**What to work on**
Revise the data below by changing every "candle-body" to "candlestick-body" and keeping all other text the same. Leave the pictures out of your answer.
◆ ◆ ◆ ◆ ◆
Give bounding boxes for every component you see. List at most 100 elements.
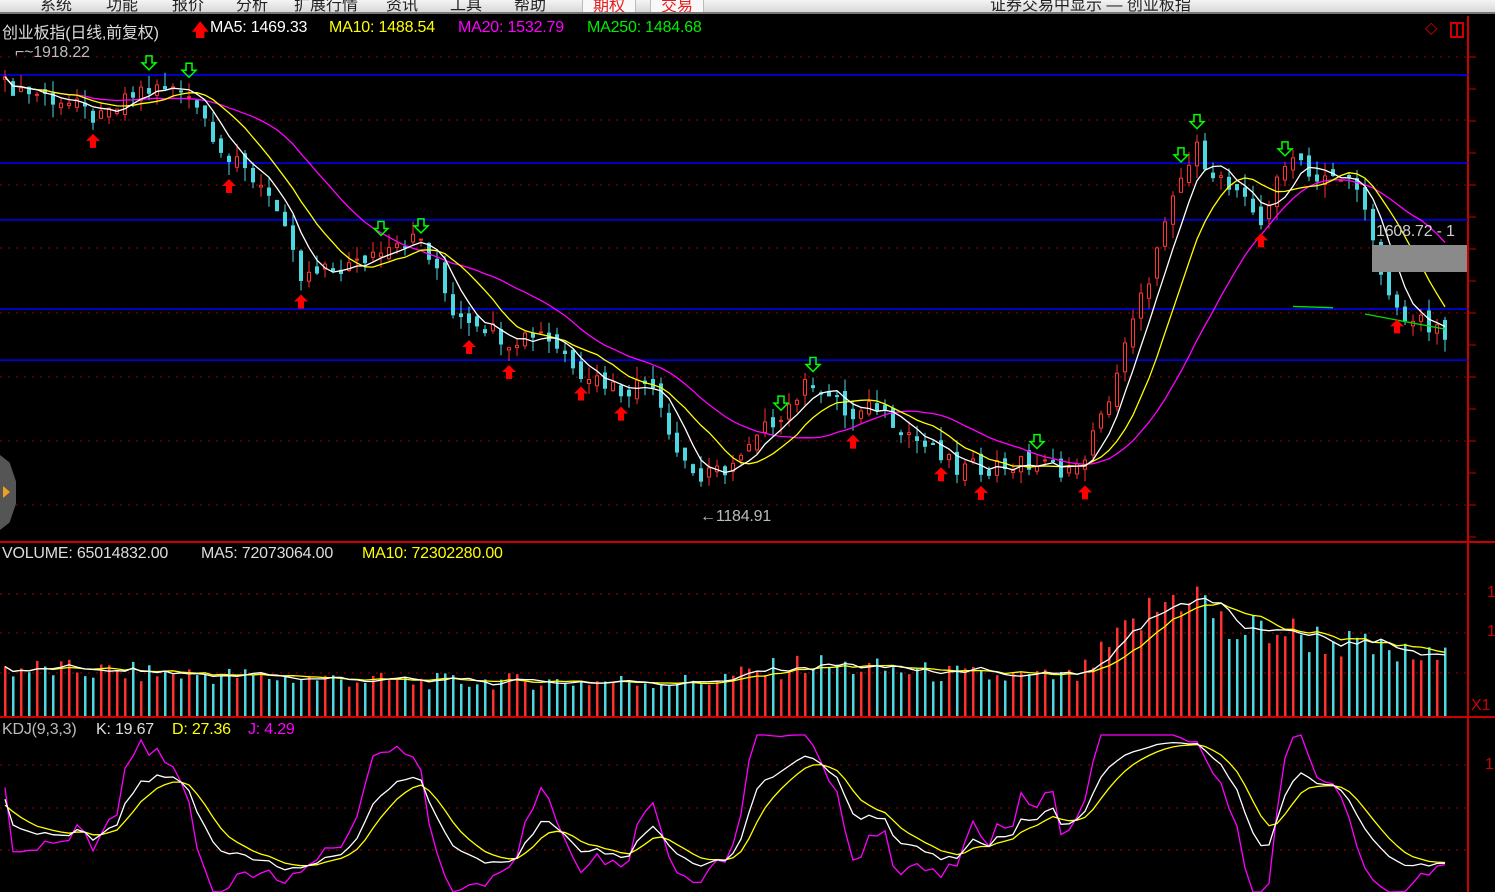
candle-body (347, 262, 351, 272)
volume-bar (892, 667, 895, 716)
candle-body (1091, 430, 1095, 456)
buy-signal-arrow-icon (222, 178, 236, 193)
candle-body (915, 436, 919, 441)
ma5-label: MA5: 1469.33 (210, 19, 308, 36)
candle-body (123, 93, 127, 115)
candle-body (875, 403, 879, 411)
tab-options[interactable]: 期权 (582, 0, 637, 12)
diamond-icon[interactable]: ◇ (1425, 20, 1438, 37)
candle-body (299, 250, 303, 281)
layout-toggle-icon[interactable] (1450, 22, 1464, 38)
ma10-label: MA10: 1488.54 (329, 19, 435, 36)
candle-body (259, 184, 263, 188)
candle-body (1371, 208, 1375, 241)
volume-bar (1348, 631, 1351, 716)
volume-bar (1076, 680, 1079, 716)
up-arrow-icon: 🡅 (191, 20, 210, 40)
volume-bar (1380, 639, 1383, 716)
candle-body (35, 93, 39, 96)
volume-bar (140, 681, 143, 716)
volume-bar (260, 672, 263, 716)
candle-body (1427, 310, 1431, 333)
kdj-j-line (4, 734, 1446, 892)
volume-bar (1276, 634, 1279, 716)
low-price-value: 1184.91 (715, 508, 772, 525)
volume-bar (1156, 611, 1159, 716)
candle-body (1099, 413, 1103, 429)
candle-body (787, 403, 791, 420)
candle-body (651, 379, 655, 388)
volume-multiplier: X1 (1471, 697, 1491, 714)
menu-system[interactable]: 系统 (40, 0, 73, 14)
volume-bar (500, 679, 503, 716)
volume-bar (932, 681, 935, 716)
candle-body (131, 92, 135, 98)
menu-tools[interactable]: 工具 (450, 0, 483, 14)
menu-extended[interactable]: 扩展行情 (294, 0, 359, 14)
volume-bar (996, 675, 999, 716)
volume-bar (1196, 586, 1199, 716)
volume-bar (820, 655, 823, 716)
volume-bar (588, 685, 591, 716)
volume-bar (1004, 680, 1007, 716)
volume-bar (940, 681, 943, 716)
candle-body (803, 379, 807, 396)
volume-bar (1300, 634, 1303, 716)
volume-bar (204, 674, 207, 716)
volume-axis-label: 1 (1487, 584, 1495, 601)
volume-bar (1372, 654, 1375, 716)
candle-body (971, 458, 975, 462)
ma250-label: MA250: 1484.68 (587, 19, 702, 36)
candle-body (1443, 319, 1447, 340)
candle-body (1243, 187, 1247, 197)
candle-body (1387, 270, 1391, 296)
volume-bar (1388, 650, 1391, 716)
kdj-axis-label: 1 (1485, 756, 1494, 773)
candle-body (1267, 205, 1271, 220)
menu-help[interactable]: 帮助 (514, 0, 547, 14)
volume-bar (900, 672, 903, 716)
volume-bar (1396, 661, 1399, 716)
buy-signal-arrow-icon (294, 294, 308, 309)
menu-quote[interactable]: 报价 (172, 0, 205, 14)
candle-body (291, 225, 295, 250)
volume-bar (1436, 659, 1439, 716)
window-title: 证券交易中显示 — 创业板指 (990, 0, 1191, 14)
sell-signal-arrow-icon (1188, 113, 1206, 130)
volume-bar (300, 679, 303, 716)
volume-bar (948, 665, 951, 716)
candle-body (723, 466, 727, 476)
candle-body (811, 385, 815, 389)
buy-signal-arrow-icon (974, 485, 988, 500)
volume-bar (1020, 672, 1023, 716)
menu-function[interactable]: 功能 (106, 0, 139, 14)
menu-news[interactable]: 资讯 (386, 0, 419, 14)
candle-body (763, 421, 767, 433)
volume-bar (764, 675, 767, 716)
buy-signal-arrow-icon (1390, 319, 1404, 334)
volume-bar (12, 676, 15, 716)
volume-bar (740, 666, 743, 716)
volume-bar (284, 675, 287, 716)
tab-trade[interactable]: 交易 (650, 0, 705, 12)
menu-analysis[interactable]: 分析 (236, 0, 269, 14)
stock-chart[interactable] (0, 16, 1495, 892)
candle-body (443, 262, 447, 294)
buy-signal-arrow-icon (614, 406, 628, 421)
volume-bar (220, 675, 223, 716)
buy-signal-arrow-icon (1254, 233, 1268, 248)
candle-body (59, 102, 63, 109)
volume-bar (1108, 647, 1111, 716)
volume-bar (1116, 627, 1119, 716)
expand-sidebar-tab[interactable] (0, 455, 16, 530)
volume-bar (1148, 597, 1151, 716)
candle-body (1227, 176, 1231, 190)
candle-body (1107, 401, 1111, 415)
candle-body (283, 211, 287, 227)
volume-bar (516, 674, 519, 716)
volume-bar (1164, 602, 1167, 716)
volume-bar (1052, 679, 1055, 716)
buy-signal-arrow-icon (1078, 485, 1092, 500)
volume-bar (724, 673, 727, 716)
candle-body (403, 246, 407, 249)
◆ ◆ ◆ ◆ ◆
**Output of the exercise**
Give bounding boxes for every component you see. List at most 100 elements.
candlestick-body (347, 262, 351, 272)
volume-bar (892, 667, 895, 716)
candlestick-body (1091, 430, 1095, 456)
buy-signal-arrow-icon (222, 178, 236, 193)
candlestick-body (915, 436, 919, 441)
ma5-label: MA5: 1469.33 (210, 19, 308, 36)
candlestick-body (123, 93, 127, 115)
candlestick-body (875, 403, 879, 411)
tab-options[interactable]: 期权 (582, 0, 637, 12)
diamond-icon[interactable]: ◇ (1425, 20, 1438, 37)
candlestick-body (299, 250, 303, 281)
layout-toggle-icon[interactable] (1450, 22, 1464, 38)
ma10-label: MA10: 1488.54 (329, 19, 435, 36)
candlestick-body (259, 184, 263, 188)
candlestick-body (1371, 208, 1375, 241)
volume-bar (1348, 631, 1351, 716)
volume-bar (1076, 680, 1079, 716)
up-arrow-icon: 🡅 (191, 20, 210, 40)
volume-bar (1380, 639, 1383, 716)
candlestick-body (35, 93, 39, 96)
volume-bar (140, 681, 143, 716)
volume-bar (260, 672, 263, 716)
candlestick-body (1427, 310, 1431, 333)
kdj-j-line (4, 734, 1446, 892)
volume-bar (1276, 634, 1279, 716)
low-price-value: 1184.91 (715, 508, 772, 525)
volume-bar (1156, 611, 1159, 716)
candlestick-body (1099, 413, 1103, 429)
candlestick-body (787, 403, 791, 420)
candlestick-body (651, 379, 655, 388)
volume-multiplier: X1 (1471, 697, 1491, 714)
menu-system[interactable]: 系统 (40, 0, 73, 14)
volume-bar (500, 679, 503, 716)
volume-bar (932, 681, 935, 716)
candlestick-body (131, 92, 135, 98)
menu-tools[interactable]: 工具 (450, 0, 483, 14)
menu-extended[interactable]: 扩展行情 (294, 0, 359, 14)
volume-bar (996, 675, 999, 716)
volume-bar (1196, 586, 1199, 716)
volume-bar (820, 655, 823, 716)
volume-bar (588, 685, 591, 716)
volume-bar (1004, 680, 1007, 716)
volume-bar (940, 681, 943, 716)
candlestick-body (803, 379, 807, 396)
volume-bar (1300, 634, 1303, 716)
volume-bar (204, 674, 207, 716)
volume-axis-label: 1 (1487, 584, 1495, 601)
volume-bar (1372, 654, 1375, 716)
candlestick-body (971, 458, 975, 462)
ma250-label: MA250: 1484.68 (587, 19, 702, 36)
candlestick-body (1443, 319, 1447, 340)
candlestick-body (1243, 187, 1247, 197)
candlestick-body (1387, 270, 1391, 296)
volume-bar (1388, 650, 1391, 716)
kdj-axis-label: 1 (1485, 756, 1494, 773)
candlestick-body (1267, 205, 1271, 220)
menu-help[interactable]: 帮助 (514, 0, 547, 14)
volume-bar (900, 672, 903, 716)
volume-bar (1396, 661, 1399, 716)
buy-signal-arrow-icon (294, 294, 308, 309)
menu-quote[interactable]: 报价 (172, 0, 205, 14)
candlestick-body (291, 225, 295, 250)
volume-bar (1436, 659, 1439, 716)
window-title: 证券交易中显示 — 创业板指 (990, 0, 1191, 14)
sell-signal-arrow-icon (1188, 113, 1206, 130)
volume-bar (300, 679, 303, 716)
volume-bar (948, 665, 951, 716)
candlestick-body (723, 466, 727, 476)
candlestick-body (811, 385, 815, 389)
buy-signal-arrow-icon (974, 485, 988, 500)
volume-bar (1020, 672, 1023, 716)
menu-function[interactable]: 功能 (106, 0, 139, 14)
menu-news[interactable]: 资讯 (386, 0, 419, 14)
candlestick-body (763, 421, 767, 433)
volume-bar (764, 675, 767, 716)
buy-signal-arrow-icon (1390, 319, 1404, 334)
volume-bar (12, 676, 15, 716)
volume-bar (740, 666, 743, 716)
volume-bar (284, 675, 287, 716)
tab-trade[interactable]: 交易 (650, 0, 705, 12)
menu-analysis[interactable]: 分析 (236, 0, 269, 14)
stock-chart[interactable] (0, 16, 1495, 892)
candlestick-body (443, 262, 447, 294)
buy-signal-arrow-icon (614, 406, 628, 421)
volume-bar (220, 675, 223, 716)
buy-signal-arrow-icon (1254, 233, 1268, 248)
candlestick-body (59, 102, 63, 109)
volume-bar (1108, 647, 1111, 716)
volume-bar (1116, 627, 1119, 716)
expand-sidebar-tab[interactable] (0, 455, 16, 530)
volume-bar (1148, 597, 1151, 716)
candlestick-body (1227, 176, 1231, 190)
candlestick-body (1107, 401, 1111, 415)
candlestick-body (283, 211, 287, 227)
volume-bar (516, 674, 519, 716)
volume-bar (1164, 602, 1167, 716)
volume-bar (1052, 679, 1055, 716)
buy-signal-arrow-icon (1078, 485, 1092, 500)
volume-bar (724, 673, 727, 716)
candlestick-body (403, 246, 407, 249)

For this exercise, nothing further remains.